**Extracted material**
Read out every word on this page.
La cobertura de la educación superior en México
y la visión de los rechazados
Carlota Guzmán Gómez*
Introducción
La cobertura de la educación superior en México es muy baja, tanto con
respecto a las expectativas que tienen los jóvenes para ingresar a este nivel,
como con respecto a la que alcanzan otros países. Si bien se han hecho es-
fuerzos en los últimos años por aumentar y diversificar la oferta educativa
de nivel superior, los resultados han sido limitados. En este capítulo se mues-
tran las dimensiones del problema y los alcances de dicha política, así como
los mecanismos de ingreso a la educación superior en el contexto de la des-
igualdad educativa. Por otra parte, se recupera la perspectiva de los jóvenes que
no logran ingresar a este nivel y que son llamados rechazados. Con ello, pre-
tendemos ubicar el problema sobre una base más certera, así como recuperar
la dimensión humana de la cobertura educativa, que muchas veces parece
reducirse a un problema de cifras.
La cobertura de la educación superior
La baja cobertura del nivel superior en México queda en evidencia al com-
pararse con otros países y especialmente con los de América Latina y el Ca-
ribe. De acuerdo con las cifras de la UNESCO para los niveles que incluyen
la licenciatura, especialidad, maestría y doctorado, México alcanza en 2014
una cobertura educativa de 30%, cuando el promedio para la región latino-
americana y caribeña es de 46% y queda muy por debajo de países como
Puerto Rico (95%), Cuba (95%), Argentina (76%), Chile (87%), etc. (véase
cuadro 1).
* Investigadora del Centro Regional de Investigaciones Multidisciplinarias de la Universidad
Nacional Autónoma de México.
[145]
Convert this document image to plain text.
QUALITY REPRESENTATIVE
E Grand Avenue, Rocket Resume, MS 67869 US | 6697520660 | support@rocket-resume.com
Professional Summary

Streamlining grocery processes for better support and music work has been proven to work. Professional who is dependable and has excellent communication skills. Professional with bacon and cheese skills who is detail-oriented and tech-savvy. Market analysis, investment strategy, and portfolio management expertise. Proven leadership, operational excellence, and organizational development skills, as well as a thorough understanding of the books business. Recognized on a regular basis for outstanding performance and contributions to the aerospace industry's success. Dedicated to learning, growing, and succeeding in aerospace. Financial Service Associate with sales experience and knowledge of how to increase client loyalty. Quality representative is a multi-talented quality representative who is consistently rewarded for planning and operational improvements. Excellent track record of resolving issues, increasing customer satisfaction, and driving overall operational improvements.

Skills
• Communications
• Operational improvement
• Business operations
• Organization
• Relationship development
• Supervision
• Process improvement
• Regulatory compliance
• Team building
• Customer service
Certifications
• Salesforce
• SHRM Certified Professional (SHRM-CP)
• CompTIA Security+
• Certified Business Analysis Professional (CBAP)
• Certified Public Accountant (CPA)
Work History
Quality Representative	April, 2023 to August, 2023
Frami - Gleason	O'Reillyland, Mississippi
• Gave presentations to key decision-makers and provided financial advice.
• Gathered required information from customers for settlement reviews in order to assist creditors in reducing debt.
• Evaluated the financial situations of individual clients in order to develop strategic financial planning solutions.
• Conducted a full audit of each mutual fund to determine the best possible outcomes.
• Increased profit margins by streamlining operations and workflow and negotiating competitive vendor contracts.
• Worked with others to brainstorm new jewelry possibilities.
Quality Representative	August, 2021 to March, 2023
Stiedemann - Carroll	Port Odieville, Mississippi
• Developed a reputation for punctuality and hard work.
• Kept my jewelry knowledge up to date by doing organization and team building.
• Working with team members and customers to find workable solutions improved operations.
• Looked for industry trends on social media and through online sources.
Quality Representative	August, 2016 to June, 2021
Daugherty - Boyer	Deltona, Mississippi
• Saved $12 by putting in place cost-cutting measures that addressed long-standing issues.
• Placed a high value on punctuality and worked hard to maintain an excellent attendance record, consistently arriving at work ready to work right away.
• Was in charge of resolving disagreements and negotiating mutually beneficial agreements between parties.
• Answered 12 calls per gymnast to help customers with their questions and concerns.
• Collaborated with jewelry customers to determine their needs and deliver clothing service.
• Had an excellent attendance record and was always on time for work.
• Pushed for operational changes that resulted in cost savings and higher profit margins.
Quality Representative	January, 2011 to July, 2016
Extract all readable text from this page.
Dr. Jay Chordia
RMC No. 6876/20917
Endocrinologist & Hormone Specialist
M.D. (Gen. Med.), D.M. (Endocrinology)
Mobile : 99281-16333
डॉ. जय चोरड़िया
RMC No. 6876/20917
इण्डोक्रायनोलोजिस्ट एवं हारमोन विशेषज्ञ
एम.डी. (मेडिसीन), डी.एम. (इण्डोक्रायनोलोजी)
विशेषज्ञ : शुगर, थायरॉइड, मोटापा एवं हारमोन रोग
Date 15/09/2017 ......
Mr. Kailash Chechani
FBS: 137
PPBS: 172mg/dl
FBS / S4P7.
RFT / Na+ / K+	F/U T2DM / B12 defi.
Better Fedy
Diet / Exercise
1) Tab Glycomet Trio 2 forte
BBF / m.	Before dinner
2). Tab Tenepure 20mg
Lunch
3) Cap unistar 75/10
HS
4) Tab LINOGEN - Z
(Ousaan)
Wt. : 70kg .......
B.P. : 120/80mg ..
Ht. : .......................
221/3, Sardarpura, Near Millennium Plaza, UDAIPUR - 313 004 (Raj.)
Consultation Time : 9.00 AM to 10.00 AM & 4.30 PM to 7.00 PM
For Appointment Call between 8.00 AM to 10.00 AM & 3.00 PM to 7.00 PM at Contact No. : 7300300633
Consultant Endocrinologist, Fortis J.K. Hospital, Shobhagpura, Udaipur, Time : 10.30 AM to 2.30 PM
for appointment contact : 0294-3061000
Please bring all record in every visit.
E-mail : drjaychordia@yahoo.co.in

**Task to carry out**
All of the data above should be transcribed exactly.

**Answer to the problem**
Read out every word on this page.
La cobertura de la educación superior en México
y la visión de los rechazados
Carlota Guzmán Gómez*
Introducción
La cobertura de la educación superior en México es muy baja, tanto con
respecto a las expectativas que tienen los jóvenes para ingresar a este nivel,
como con respecto a la que alcanzan otros países. Si bien se han hecho es-
fuerzos en los últimos años por aumentar y diversificar la oferta educativa
de nivel superior, los resultados han sido limitados. En este capítulo se mues-
tran las dimensiones del problema y los alcances de dicha política, así como
los mecanismos de ingreso a la educación superior en el contexto de la des-
igualdad educativa. Por otra parte, se recupera la perspectiva de los jóvenes que
no logran ingresar a este nivel y que son llamados rechazados. Con ello, pre-
tendemos ubicar el problema sobre una base más certera, así como recuperar
la dimensión humana de la cobertura educativa, que muchas veces parece
reducirse a un problema de cifras.
La cobertura de la educación superior
La baja cobertura del nivel superior en México queda en evidencia al com-
pararse con otros países y especialmente con los de América Latina y el Ca-
ribe. De acuerdo con las cifras de la UNESCO para los niveles que incluyen
la licenciatura, especialidad, maestría y doctorado, México alcanza en 2014
una cobertura educativa de 30%, cuando el promedio para la región latino-
americana y caribeña es de 46% y queda muy por debajo de países como
Puerto Rico (95%), Cuba (95%), Argentina (76%), Chile (87%), etc. (véase
cuadro 1).
* Investigadora del Centro Regional de Investigaciones Multidisciplinarias de la Universidad
Nacional Autónoma de México.
[145]
Convert this document image to plain text.
QUALITY REPRESENTATIVE
E Grand Avenue, Rocket Resume, MS 67869 US | 6697520660 | support@rocket-resume.com
Professional Summary

Streamlining grocery processes for better support and music work has been proven to work. Professional who is dependable and has excellent communication skills. Professional with bacon and cheese skills who is detail-oriented and tech-savvy. Market analysis, investment strategy, and portfolio management expertise. Proven leadership, operational excellence, and organizational development skills, as well as a thorough understanding of the books business. Recognized on a regular basis for outstanding performance and contributions to the aerospace industry's success. Dedicated to learning, growing, and succeeding in aerospace. Financial Service Associate with sales experience and knowledge of how to increase client loyalty. Quality representative is a multi-talented quality representative who is consistently rewarded for planning and operational improvements. Excellent track record of resolving issues, increasing customer satisfaction, and driving overall operational improvements.

Skills
• Communications
• Operational improvement
• Business operations
• Organization
• Relationship development
• Supervision
• Process improvement
• Regulatory compliance
• Team building
• Customer service
Certifications
• Salesforce
• SHRM Certified Professional (SHRM-CP)
• CompTIA Security+
• Certified Business Analysis Professional (CBAP)
• Certified Public Accountant (CPA)
Work History
Quality Representative	April, 2023 to August, 2023
Frami - Gleason	O'Reillyland, Mississippi
• Gave presentations to key decision-makers and provided financial advice.
• Gathered required information from customers for settlement reviews in order to assist creditors in reducing debt.
• Evaluated the financial situations of individual clients in order to develop strategic financial planning solutions.
• Conducted a full audit of each mutual fund to determine the best possible outcomes.
• Increased profit margins by streamlining operations and workflow and negotiating competitive vendor contracts.
• Worked with others to brainstorm new jewelry possibilities.
Quality Representative	August, 2021 to March, 2023
Stiedemann - Carroll	Port Odieville, Mississippi
• Developed a reputation for punctuality and hard work.
• Kept my jewelry knowledge up to date by doing organization and team building.
• Working with team members and customers to find workable solutions improved operations.
• Looked for industry trends on social media and through online sources.
Quality Representative	August, 2016 to June, 2021
Daugherty - Boyer	Deltona, Mississippi
• Saved $12 by putting in place cost-cutting measures that addressed long-standing issues.
• Placed a high value on punctuality and worked hard to maintain an excellent attendance record, consistently arriving at work ready to work right away.
• Was in charge of resolving disagreements and negotiating mutually beneficial agreements between parties.
• Answered 12 calls per gymnast to help customers with their questions and concerns.
• Collaborated with jewelry customers to determine their needs and deliver clothing service.
• Had an excellent attendance record and was always on time for work.
• Pushed for operational changes that resulted in cost savings and higher profit margins.
Quality Representative	January, 2011 to July, 2016
Extract all readable text from this page.
Dr. Jay Chordia
RMC No. 6876/20917
Endocrinologist & Hormone Specialist
M.D. (Gen. Med.), D.M. (Endocrinology)
Mobile : 99281-16333
डॉ. जय चोरड़िया
RMC No. 6876/20917
इण्डोक्रायनोलोजिस्ट एवं हारमोन विशेषज्ञ
एम.डी. (मेडिसीन), डी.एम. (इण्डोक्रायनोलोजी)
विशेषज्ञ : शुगर, थायरॉइड, मोटापा एवं हारमोन रोग
Date 15/09/2017 ......
Mr. Kailash Chechani
FBS: 137
PPBS: 172mg/dl
FBS / S4P7.
RFT / Na+ / K+	F/U T2DM / B12 defi.
Better Fedy
Diet / Exercise
1) Tab Glycomet Trio 2 forte
BBF / m.	Before dinner
2). Tab Tenepure 20mg
Lunch
3) Cap unistar 75/10
HS
4) Tab LINOGEN - Z
(Ousaan)
Wt. : 70kg .......
B.P. : 120/80mg ..
Ht. : .......................
221/3, Sardarpura, Near Millennium Plaza, UDAIPUR - 313 004 (Raj.)
Consultation Time : 9.00 AM to 10.00 AM & 4.30 PM to 7.00 PM
For Appointment Call between 8.00 AM to 10.00 AM & 3.00 PM to 7.00 PM at Contact No. : 7300300633
Consultant Endocrinologist, Fortis J.K. Hospital, Shobhagpura, Udaipur, Time : 10.30 AM to 2.30 PM
for appointment contact : 0294-3061000
Please bring all record in every visit.
E-mail : drjaychordia@yahoo.co.in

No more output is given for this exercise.